Rows:
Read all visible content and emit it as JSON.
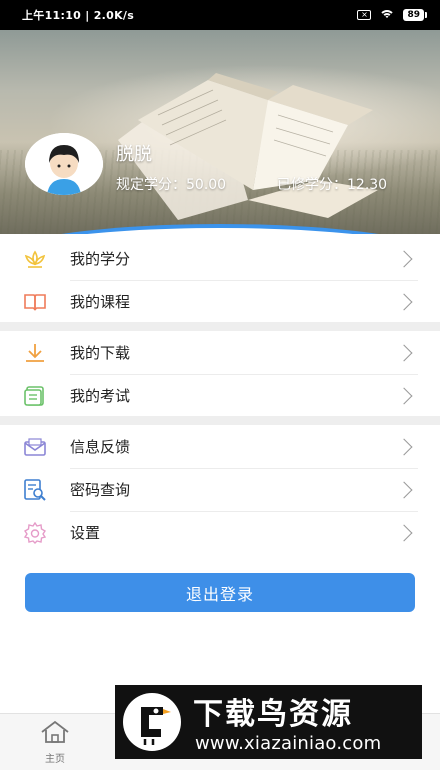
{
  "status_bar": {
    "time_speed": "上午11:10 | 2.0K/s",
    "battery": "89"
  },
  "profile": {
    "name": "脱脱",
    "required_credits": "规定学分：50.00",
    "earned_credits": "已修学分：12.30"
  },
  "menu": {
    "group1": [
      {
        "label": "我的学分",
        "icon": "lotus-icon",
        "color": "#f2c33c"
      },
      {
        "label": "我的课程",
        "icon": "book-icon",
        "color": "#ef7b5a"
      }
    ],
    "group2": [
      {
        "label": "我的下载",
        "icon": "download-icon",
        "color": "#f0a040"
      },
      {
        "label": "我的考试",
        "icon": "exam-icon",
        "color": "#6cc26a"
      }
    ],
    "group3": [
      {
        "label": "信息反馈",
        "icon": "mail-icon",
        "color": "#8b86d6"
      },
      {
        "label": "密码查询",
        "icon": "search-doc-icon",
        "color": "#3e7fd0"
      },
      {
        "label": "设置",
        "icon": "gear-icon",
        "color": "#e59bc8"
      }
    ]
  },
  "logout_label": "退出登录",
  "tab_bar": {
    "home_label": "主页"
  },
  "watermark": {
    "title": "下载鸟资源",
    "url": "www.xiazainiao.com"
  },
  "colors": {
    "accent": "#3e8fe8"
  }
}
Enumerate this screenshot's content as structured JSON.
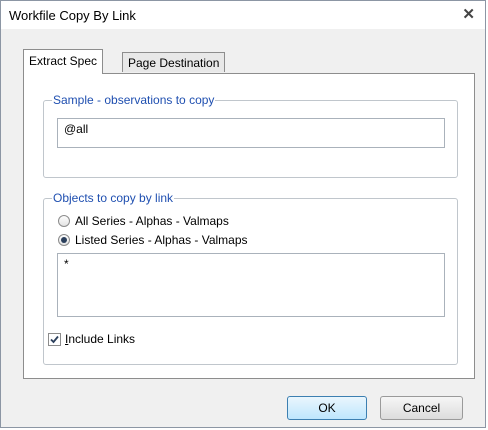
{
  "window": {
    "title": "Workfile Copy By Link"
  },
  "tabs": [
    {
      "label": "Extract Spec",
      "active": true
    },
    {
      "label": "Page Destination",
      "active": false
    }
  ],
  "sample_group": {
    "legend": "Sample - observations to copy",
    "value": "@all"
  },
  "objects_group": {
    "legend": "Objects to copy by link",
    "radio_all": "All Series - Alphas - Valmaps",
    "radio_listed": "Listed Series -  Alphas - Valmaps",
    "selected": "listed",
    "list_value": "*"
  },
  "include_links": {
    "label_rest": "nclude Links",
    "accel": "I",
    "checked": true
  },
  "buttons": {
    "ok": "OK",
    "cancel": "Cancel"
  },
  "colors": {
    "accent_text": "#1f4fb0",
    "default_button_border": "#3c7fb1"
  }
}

---

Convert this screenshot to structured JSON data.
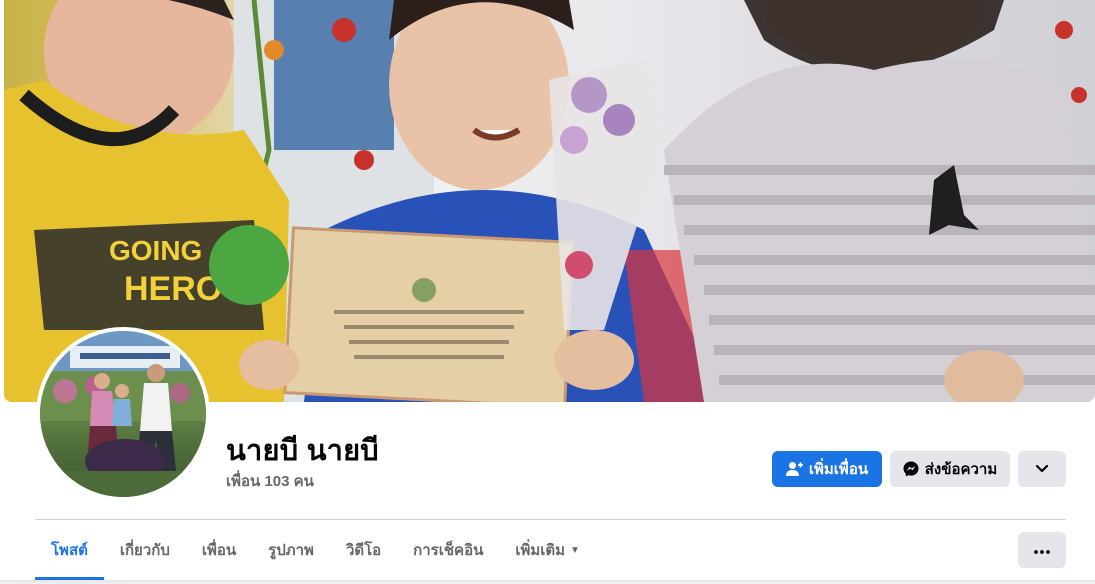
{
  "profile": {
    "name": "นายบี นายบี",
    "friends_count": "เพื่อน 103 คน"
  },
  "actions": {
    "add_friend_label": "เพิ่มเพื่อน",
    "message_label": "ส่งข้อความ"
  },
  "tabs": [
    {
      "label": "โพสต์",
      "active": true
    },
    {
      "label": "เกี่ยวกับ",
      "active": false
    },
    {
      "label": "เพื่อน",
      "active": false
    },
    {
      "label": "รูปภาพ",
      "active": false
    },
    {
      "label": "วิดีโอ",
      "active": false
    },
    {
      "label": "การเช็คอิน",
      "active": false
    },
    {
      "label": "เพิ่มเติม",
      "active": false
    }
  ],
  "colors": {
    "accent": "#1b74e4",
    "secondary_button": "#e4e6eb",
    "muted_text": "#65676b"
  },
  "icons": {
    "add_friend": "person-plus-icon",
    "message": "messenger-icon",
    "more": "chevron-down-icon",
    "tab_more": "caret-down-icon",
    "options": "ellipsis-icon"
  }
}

==

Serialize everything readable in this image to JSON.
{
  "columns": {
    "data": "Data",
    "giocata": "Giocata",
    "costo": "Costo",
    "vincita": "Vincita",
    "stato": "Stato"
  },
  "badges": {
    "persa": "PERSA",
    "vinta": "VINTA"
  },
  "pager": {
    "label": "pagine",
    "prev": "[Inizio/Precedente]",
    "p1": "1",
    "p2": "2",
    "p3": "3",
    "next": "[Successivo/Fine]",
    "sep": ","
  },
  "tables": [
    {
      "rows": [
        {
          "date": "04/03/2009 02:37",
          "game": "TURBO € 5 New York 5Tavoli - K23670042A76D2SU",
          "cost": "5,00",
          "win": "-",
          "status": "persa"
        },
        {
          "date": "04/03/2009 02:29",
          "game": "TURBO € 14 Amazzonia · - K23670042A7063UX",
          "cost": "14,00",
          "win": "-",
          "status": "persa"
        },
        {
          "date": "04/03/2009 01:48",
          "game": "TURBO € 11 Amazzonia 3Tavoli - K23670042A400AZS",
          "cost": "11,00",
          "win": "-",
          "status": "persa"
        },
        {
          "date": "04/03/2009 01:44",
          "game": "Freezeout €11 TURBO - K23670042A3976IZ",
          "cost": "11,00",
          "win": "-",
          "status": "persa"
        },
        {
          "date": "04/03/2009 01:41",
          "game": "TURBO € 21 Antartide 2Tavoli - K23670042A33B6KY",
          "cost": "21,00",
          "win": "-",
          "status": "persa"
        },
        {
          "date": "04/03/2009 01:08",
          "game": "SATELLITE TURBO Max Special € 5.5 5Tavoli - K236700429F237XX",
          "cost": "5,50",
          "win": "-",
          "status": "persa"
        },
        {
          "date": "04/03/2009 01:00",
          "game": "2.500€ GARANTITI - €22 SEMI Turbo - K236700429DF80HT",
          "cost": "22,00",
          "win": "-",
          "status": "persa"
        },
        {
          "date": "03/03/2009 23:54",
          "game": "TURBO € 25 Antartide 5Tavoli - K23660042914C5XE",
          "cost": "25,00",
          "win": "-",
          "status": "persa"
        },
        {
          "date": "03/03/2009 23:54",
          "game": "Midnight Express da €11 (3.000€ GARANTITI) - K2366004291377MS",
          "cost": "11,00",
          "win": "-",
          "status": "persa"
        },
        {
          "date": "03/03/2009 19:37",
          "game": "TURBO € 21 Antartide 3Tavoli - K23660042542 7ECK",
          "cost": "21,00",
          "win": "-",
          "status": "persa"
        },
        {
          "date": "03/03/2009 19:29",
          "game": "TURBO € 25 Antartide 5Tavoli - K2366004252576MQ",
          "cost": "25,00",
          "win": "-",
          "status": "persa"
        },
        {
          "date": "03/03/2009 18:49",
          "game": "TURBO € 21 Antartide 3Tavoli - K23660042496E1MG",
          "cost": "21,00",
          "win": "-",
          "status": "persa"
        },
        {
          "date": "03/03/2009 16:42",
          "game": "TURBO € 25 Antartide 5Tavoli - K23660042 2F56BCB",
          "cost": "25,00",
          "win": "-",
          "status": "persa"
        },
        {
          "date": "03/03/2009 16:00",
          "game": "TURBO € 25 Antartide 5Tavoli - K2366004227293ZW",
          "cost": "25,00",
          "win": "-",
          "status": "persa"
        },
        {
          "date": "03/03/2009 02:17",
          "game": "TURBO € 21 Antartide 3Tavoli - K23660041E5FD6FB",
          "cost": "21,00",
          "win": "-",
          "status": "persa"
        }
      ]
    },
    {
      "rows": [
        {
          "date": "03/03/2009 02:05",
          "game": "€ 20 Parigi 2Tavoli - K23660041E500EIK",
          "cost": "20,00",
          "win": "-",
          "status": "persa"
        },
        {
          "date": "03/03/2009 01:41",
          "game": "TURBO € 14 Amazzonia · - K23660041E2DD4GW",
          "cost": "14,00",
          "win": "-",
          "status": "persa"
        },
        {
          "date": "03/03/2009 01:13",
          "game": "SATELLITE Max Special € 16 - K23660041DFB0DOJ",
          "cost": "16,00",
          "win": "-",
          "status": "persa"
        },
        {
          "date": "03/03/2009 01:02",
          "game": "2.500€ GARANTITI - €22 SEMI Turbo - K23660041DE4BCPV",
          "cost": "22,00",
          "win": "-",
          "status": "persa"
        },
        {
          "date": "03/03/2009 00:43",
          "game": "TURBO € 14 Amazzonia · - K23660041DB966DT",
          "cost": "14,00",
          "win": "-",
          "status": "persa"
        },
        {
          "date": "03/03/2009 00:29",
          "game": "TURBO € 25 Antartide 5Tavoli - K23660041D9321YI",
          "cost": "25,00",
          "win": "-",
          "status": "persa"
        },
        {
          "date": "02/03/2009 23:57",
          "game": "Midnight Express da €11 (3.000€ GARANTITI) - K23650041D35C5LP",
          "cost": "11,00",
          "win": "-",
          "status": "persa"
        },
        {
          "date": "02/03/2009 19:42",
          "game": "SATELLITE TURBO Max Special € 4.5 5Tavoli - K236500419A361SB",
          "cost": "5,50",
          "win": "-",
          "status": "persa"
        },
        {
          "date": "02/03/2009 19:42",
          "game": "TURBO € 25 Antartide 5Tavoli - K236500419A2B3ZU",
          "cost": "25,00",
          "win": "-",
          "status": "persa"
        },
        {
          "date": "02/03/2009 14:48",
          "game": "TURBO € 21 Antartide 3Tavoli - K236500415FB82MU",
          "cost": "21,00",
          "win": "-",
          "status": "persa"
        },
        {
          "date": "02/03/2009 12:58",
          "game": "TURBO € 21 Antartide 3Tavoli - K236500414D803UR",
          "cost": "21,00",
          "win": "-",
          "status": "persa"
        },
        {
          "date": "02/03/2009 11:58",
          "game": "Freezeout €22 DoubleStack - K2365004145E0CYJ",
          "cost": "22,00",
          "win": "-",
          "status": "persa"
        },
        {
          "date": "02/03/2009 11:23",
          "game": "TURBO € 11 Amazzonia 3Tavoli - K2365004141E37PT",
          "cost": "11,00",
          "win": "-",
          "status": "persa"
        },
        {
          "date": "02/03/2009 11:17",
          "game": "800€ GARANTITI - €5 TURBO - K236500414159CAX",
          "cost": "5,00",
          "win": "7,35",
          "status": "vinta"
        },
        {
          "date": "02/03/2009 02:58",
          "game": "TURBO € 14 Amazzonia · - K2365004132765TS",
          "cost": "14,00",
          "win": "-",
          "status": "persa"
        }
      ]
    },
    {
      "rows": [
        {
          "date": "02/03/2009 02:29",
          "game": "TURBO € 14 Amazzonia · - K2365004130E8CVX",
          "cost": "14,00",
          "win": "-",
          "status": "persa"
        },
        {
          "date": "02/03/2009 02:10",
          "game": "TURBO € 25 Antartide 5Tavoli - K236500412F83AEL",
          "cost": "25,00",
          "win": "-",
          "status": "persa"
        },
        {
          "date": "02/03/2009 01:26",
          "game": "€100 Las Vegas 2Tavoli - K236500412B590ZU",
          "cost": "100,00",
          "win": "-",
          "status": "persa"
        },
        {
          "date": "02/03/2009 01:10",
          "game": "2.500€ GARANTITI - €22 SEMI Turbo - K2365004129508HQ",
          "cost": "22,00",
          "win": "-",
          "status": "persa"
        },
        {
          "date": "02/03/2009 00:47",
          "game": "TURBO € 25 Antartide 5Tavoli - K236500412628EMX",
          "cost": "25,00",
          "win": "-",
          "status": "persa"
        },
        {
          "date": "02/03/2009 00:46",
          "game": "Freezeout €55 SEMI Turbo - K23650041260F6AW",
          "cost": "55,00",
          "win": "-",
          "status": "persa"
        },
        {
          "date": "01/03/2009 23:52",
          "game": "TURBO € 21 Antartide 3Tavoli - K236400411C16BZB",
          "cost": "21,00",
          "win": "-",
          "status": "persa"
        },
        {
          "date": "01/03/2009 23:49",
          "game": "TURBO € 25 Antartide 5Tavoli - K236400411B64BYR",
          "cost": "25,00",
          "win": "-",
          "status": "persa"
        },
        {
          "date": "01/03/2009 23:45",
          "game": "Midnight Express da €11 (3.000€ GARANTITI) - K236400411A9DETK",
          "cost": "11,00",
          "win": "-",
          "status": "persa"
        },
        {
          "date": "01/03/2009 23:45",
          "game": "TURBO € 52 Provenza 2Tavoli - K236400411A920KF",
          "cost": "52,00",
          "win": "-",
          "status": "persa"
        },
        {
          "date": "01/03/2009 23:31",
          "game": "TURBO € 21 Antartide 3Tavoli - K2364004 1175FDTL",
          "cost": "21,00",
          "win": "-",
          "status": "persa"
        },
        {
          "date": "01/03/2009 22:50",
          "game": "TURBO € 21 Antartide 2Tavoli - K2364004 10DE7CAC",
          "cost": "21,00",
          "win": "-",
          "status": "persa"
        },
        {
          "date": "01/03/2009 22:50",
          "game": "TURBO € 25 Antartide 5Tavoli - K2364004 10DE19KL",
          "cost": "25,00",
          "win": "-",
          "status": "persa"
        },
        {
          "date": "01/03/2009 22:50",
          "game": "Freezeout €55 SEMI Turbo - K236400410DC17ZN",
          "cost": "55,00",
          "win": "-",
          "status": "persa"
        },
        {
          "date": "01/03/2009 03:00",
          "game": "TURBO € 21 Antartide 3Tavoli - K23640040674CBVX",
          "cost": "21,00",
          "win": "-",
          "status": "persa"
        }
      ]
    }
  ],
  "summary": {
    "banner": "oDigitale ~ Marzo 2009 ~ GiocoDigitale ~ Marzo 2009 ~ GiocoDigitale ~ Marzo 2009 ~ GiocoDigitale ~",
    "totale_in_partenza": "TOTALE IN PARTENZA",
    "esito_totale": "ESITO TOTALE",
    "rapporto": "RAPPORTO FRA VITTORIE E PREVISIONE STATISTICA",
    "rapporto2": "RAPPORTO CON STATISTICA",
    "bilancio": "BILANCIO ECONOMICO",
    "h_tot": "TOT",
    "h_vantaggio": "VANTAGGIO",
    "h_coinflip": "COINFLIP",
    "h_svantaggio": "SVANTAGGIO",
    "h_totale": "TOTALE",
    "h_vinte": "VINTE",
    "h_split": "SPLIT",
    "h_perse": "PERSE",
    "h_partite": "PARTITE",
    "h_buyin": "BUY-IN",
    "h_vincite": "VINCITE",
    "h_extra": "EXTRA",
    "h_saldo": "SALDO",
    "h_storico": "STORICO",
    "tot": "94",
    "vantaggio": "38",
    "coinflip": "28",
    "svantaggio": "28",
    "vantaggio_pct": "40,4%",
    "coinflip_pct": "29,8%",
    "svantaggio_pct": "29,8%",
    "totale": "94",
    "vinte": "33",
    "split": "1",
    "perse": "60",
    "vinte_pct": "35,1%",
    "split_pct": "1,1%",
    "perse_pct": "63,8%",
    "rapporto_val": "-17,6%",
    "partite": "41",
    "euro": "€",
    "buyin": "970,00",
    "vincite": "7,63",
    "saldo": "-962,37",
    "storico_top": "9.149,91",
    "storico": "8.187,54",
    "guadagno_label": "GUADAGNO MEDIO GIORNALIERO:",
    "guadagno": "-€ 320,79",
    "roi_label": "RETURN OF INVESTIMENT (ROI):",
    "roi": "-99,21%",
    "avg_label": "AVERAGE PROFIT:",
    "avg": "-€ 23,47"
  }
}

What this task involves:
Collect the lines of the data that carry the word "STATISTICA".

Task result:
    "rapporto": "RAPPORTO FRA VITTORIE E PREVISIONE STATISTICA",
    "rapporto2": "RAPPORTO CON STATISTICA",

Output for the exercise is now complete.